> [WHAT TO DO] Find each line containing the word "RASH" and report how many there are. Add nothing else.

> [DATASET ROWS]
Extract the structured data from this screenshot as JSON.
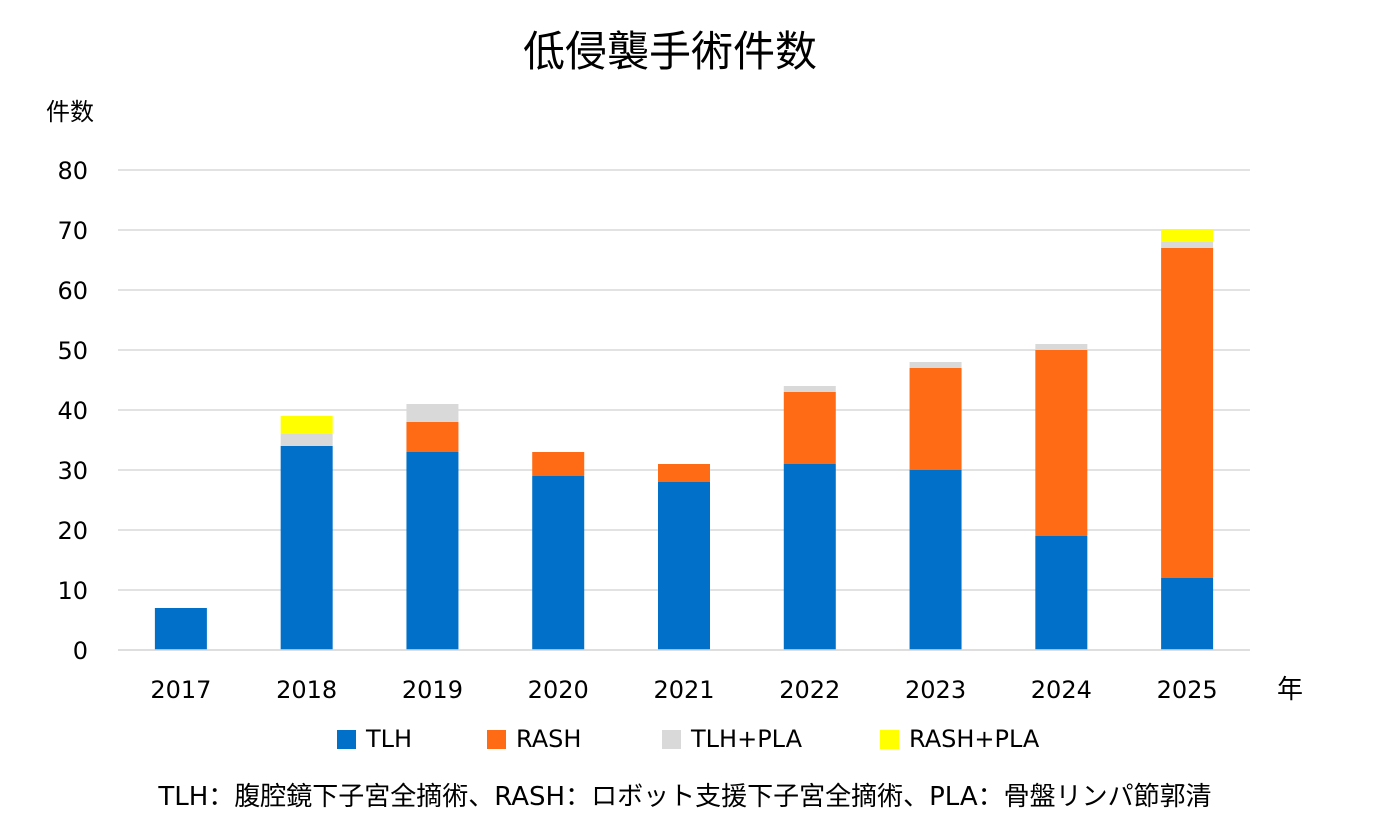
{
  "chart_data": {
    "type": "bar",
    "stacked": true,
    "title": "低侵襲手術件数",
    "ylabel": "件数",
    "xlabel": "年",
    "ylim": [
      0,
      80
    ],
    "yticks": [
      0,
      10,
      20,
      30,
      40,
      50,
      60,
      70,
      80
    ],
    "grid": true,
    "legend_position": "bottom",
    "categories": [
      "2017",
      "2018",
      "2019",
      "2020",
      "2021",
      "2022",
      "2023",
      "2024",
      "2025"
    ],
    "series": [
      {
        "name": "TLH",
        "color": "#0070C8",
        "values": [
          7,
          34,
          33,
          29,
          28,
          31,
          30,
          19,
          12
        ]
      },
      {
        "name": "RASH",
        "color": "#FF6A14",
        "values": [
          0,
          0,
          5,
          4,
          3,
          12,
          17,
          31,
          55
        ]
      },
      {
        "name": "TLH+PLA",
        "color": "#D9D9D9",
        "values": [
          0,
          2,
          3,
          0,
          0,
          1,
          1,
          1,
          1
        ]
      },
      {
        "name": "RASH+PLA",
        "color": "#FFFF00",
        "values": [
          0,
          3,
          0,
          0,
          0,
          0,
          0,
          0,
          2
        ]
      }
    ],
    "footnote": "TLH：腹腔鏡下子宮全摘術、RASH：ロボット支援下子宮全摘術、PLA：骨盤リンパ節郭清"
  }
}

> [RESULT OF THE EXERCISE] 3